■ LISTING
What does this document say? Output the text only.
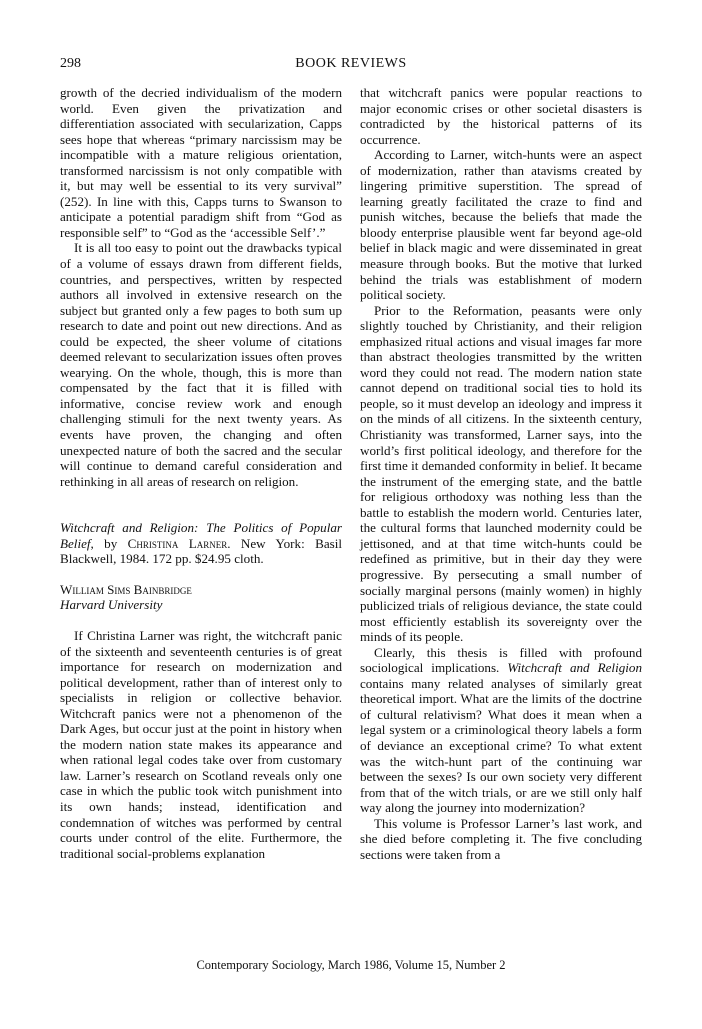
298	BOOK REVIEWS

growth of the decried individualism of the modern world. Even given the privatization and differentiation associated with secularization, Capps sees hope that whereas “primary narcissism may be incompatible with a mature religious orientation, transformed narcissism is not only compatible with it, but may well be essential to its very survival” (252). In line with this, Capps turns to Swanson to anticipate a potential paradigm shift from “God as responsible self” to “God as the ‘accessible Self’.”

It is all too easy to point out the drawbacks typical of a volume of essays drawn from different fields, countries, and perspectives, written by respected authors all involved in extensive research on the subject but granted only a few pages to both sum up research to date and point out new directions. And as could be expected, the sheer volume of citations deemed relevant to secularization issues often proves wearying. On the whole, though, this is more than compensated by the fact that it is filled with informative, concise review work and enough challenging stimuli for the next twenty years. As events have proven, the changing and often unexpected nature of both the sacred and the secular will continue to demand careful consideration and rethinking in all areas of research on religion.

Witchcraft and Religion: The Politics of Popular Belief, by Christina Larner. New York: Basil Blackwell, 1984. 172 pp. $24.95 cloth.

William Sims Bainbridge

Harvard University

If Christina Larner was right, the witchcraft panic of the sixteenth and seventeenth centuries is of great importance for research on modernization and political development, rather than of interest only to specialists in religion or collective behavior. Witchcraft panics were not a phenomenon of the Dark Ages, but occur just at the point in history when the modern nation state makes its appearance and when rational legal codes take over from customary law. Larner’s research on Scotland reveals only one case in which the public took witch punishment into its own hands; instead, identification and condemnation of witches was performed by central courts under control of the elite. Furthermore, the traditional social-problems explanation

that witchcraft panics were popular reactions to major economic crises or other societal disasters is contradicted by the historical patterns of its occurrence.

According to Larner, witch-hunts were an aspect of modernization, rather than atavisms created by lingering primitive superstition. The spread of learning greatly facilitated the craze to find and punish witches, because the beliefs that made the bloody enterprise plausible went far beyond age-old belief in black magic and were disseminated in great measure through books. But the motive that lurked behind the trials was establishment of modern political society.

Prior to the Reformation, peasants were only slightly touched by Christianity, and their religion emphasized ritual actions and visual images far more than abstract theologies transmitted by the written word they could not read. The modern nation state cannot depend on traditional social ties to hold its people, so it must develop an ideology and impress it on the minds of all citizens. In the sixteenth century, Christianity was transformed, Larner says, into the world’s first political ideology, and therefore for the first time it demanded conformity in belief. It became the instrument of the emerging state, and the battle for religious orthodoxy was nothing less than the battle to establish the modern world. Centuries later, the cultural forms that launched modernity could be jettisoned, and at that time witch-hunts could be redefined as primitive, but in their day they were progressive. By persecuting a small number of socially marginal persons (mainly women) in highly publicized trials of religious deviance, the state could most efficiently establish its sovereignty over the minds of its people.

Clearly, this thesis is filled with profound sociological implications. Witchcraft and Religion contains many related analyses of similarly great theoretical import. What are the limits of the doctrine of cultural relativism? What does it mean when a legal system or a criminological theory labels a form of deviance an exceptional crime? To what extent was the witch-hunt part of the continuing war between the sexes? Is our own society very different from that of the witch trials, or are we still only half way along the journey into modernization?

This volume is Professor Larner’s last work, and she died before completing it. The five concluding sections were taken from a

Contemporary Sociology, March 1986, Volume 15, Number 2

* * *

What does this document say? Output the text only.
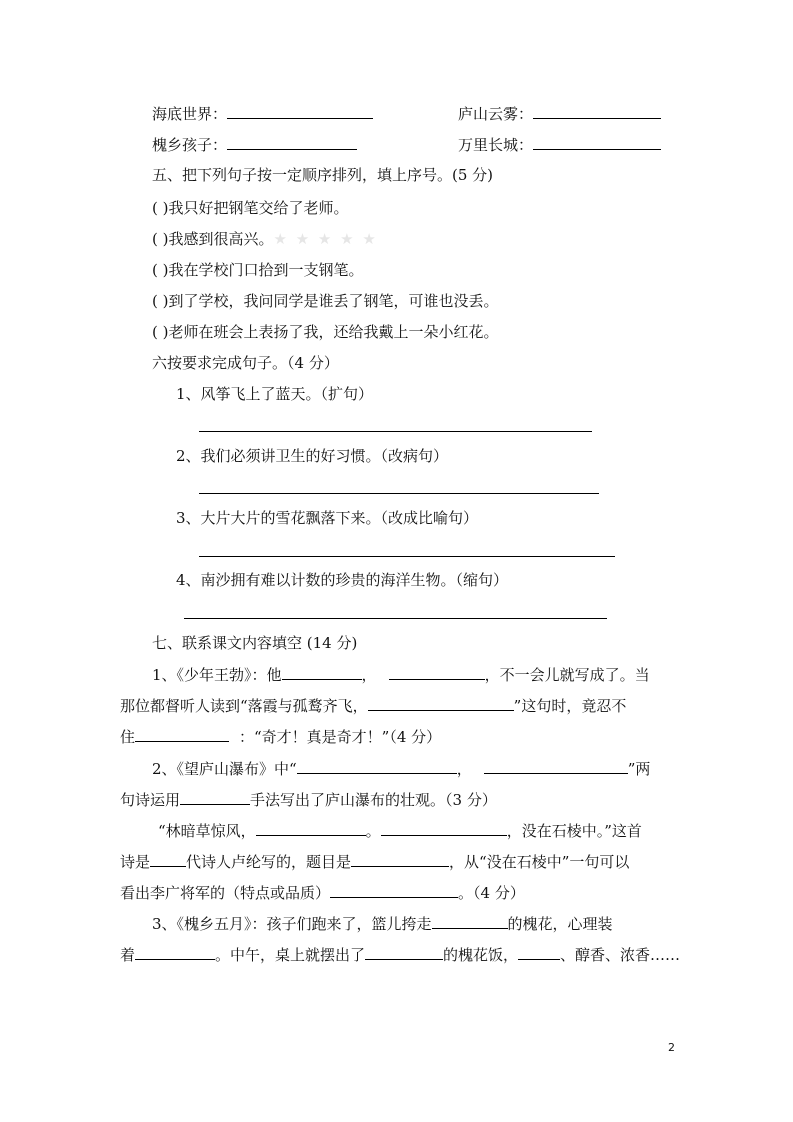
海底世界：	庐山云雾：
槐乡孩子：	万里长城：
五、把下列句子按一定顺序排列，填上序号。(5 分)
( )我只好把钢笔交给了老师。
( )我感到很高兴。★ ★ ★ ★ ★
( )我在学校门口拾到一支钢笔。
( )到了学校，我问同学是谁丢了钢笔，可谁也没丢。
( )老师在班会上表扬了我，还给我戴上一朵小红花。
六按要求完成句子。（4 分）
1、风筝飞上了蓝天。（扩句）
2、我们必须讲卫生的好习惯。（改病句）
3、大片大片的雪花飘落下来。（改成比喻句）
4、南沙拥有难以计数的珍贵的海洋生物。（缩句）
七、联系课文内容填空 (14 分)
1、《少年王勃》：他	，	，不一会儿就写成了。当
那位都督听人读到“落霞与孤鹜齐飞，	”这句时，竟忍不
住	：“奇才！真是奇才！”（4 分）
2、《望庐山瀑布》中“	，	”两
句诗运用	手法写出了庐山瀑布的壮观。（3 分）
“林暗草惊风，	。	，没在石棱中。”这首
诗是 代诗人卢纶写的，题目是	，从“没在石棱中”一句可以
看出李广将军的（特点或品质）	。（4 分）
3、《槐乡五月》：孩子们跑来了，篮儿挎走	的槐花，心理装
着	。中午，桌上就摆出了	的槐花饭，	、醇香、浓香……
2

==

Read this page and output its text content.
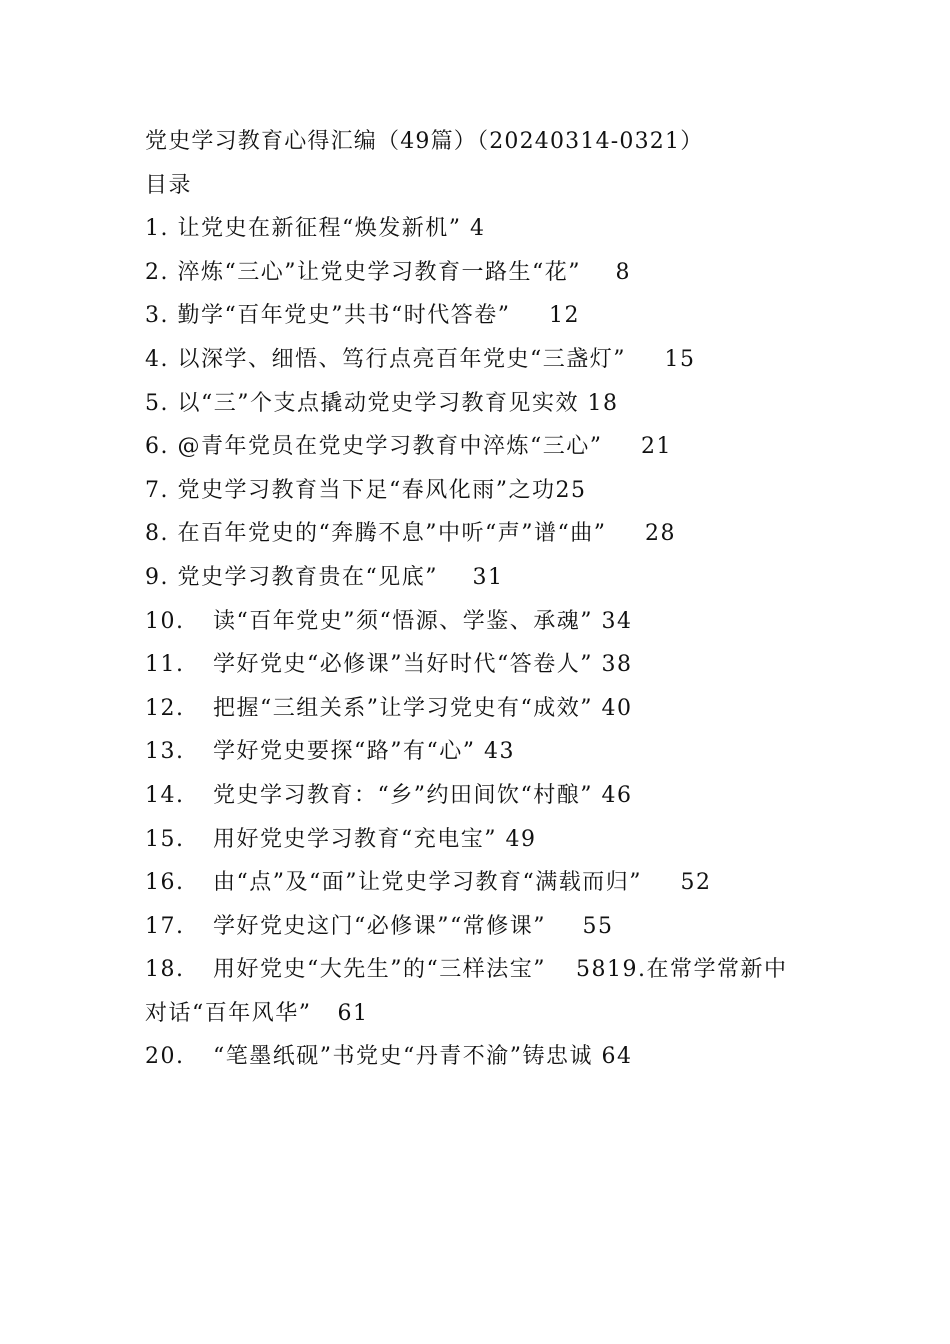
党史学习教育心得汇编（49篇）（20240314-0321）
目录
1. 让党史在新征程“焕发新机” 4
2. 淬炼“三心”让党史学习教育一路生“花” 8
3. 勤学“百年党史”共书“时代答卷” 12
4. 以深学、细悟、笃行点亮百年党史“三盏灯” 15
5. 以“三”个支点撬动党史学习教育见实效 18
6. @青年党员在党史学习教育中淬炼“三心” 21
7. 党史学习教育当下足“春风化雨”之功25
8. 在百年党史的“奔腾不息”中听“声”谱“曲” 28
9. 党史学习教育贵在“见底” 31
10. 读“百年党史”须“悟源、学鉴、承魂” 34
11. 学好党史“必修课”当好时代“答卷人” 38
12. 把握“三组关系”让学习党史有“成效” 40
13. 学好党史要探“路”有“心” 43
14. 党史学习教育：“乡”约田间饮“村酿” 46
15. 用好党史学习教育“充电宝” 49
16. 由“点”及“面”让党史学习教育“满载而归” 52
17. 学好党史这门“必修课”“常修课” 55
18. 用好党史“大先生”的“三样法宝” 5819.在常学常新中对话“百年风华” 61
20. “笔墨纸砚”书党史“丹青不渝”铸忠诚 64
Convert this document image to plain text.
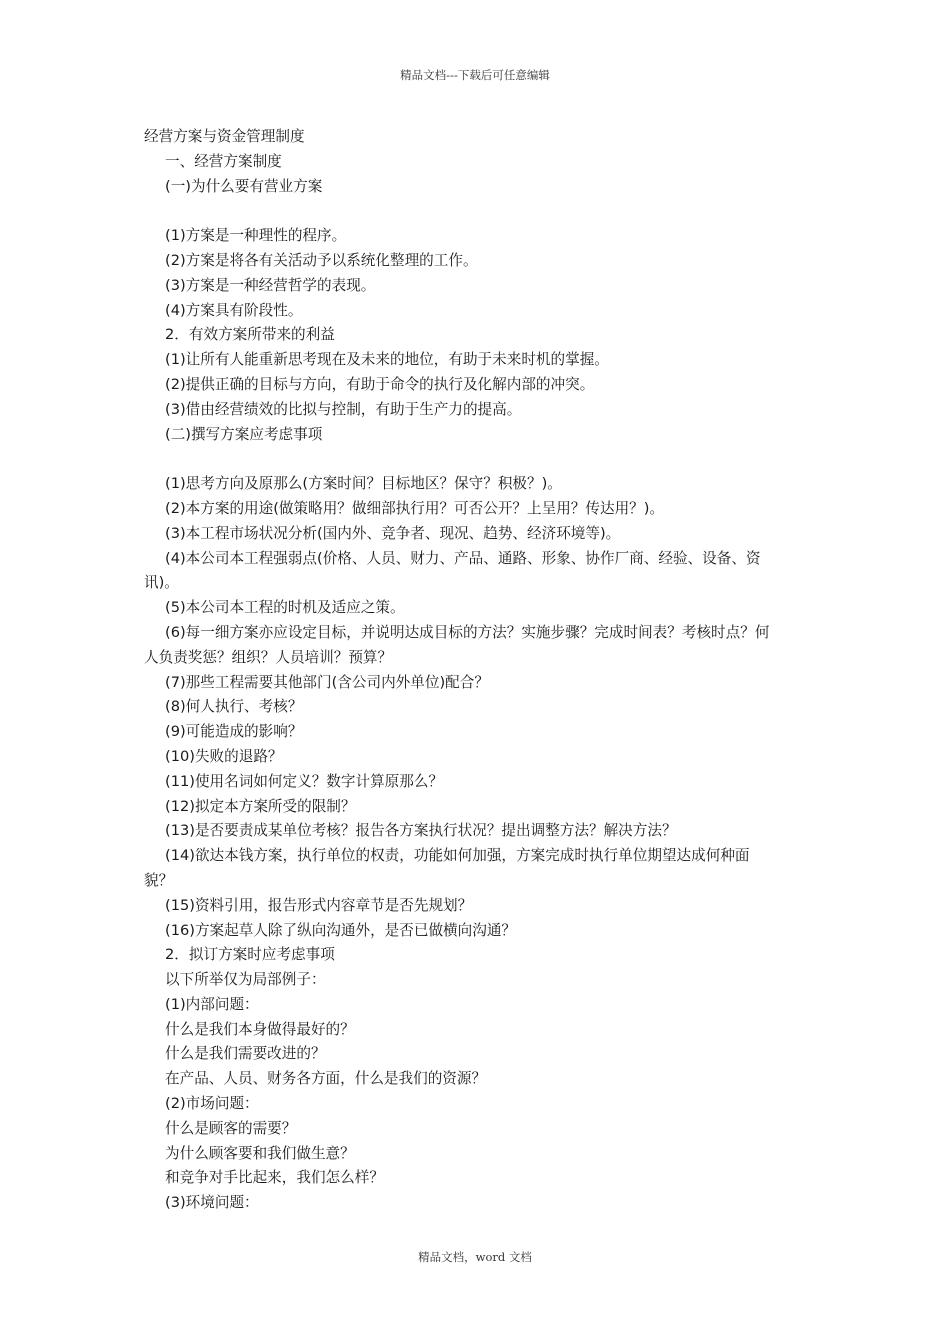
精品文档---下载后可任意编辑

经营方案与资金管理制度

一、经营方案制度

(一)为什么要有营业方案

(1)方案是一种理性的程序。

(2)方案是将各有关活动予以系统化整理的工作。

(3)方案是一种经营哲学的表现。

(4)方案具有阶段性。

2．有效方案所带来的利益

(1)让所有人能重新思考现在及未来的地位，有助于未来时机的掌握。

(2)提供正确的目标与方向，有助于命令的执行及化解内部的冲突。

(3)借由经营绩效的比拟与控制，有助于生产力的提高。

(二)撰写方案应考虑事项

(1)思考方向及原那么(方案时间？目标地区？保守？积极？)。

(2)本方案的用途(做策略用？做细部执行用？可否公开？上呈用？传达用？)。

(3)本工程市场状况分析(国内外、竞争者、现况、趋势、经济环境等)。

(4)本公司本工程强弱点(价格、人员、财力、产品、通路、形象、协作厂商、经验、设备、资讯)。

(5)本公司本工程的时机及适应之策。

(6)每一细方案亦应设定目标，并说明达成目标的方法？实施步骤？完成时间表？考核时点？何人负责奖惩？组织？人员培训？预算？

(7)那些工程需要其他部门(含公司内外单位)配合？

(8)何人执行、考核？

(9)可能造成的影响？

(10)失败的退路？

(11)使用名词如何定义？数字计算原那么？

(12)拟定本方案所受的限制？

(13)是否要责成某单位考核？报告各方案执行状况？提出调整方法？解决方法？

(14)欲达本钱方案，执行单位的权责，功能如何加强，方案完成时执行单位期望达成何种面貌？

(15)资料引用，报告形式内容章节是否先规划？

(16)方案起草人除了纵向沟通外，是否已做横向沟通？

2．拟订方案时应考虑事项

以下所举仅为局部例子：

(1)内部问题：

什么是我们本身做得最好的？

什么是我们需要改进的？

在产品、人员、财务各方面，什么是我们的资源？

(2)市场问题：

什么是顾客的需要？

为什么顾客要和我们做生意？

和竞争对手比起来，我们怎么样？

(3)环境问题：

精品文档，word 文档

■ WHAT THE TASK REQUIRES
Which lines in the listing above hold the word "panics"? Show each of them.

■ ANSWER TO THIS TASK
If Christina Larner was right, the witchcraft panic of the sixteenth and seventeenth centuries is of great importance for research on modernization and political development, rather than of interest only to specialists in religion or collective behavior. Witchcraft panics were not a phenomenon of the Dark Ages, but occur just at the point in history when the modern nation state makes its appearance and when rational legal codes take over from customary law. Larner’s research on Scotland reveals only one case in which the public took witch punishment into its own hands; instead, identification and condemnation of witches was performed by central courts under control of the elite. Furthermore, the traditional social-problems explanation
that witchcraft panics were popular reactions to major economic crises or other societal disasters is contradicted by the historical patterns of its occurrence.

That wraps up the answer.